Extracted material
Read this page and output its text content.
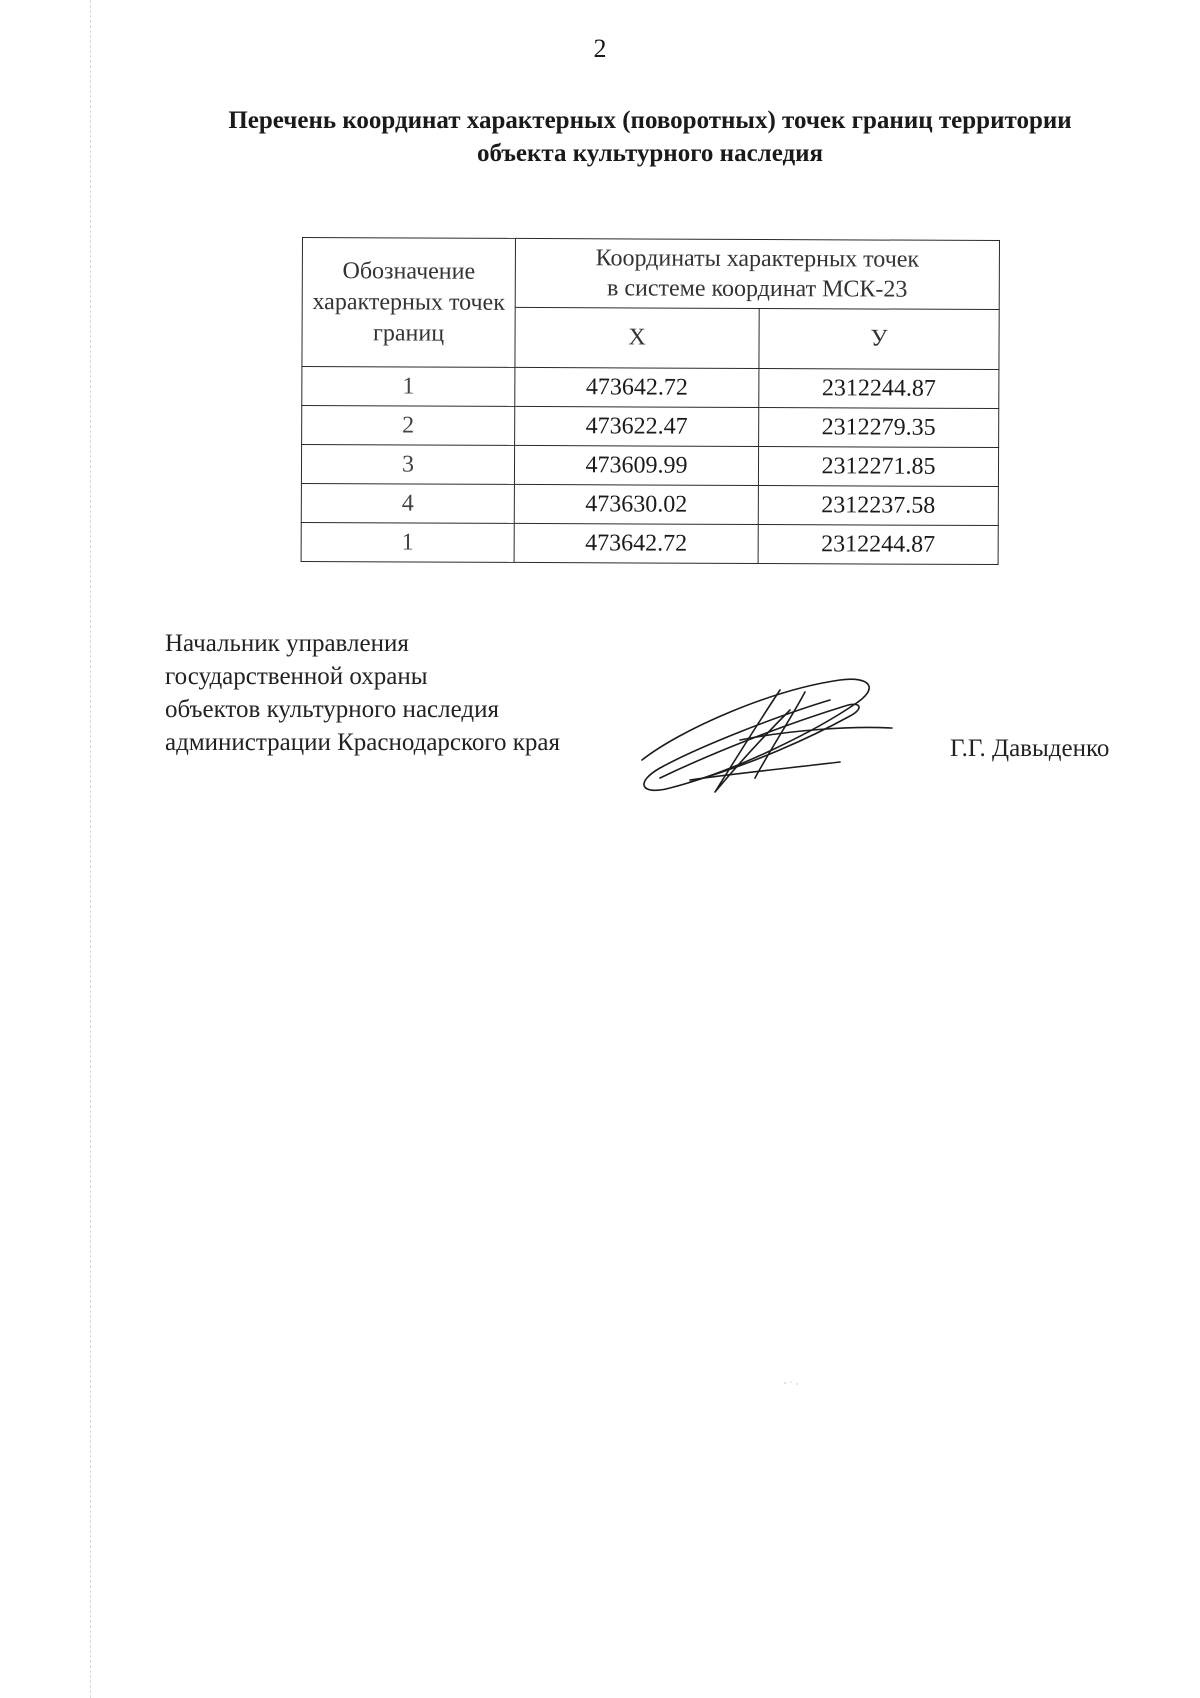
2
Перечень координат характерных (поворотных) точек границ территории
объекта культурного наследия
Обозначение характерных точек границ	Координаты характерных точек
в системе координат МСК-23	

	X	У
1	473642.72	2312244.87
2	473622.47	2312279.35
3	473609.99	2312271.85
4	473630.02	2312237.58
1	473642.72	2312244.87
Начальник управления
государственной охраны
объектов культурного наследия
администрации Краснодарского края	Г.Г. Давыденко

Exercise instructions
Show all lines in the entries above where the string "культурного" appears.

Exercise solution
объекта культурного наследия
объектов культурного наследия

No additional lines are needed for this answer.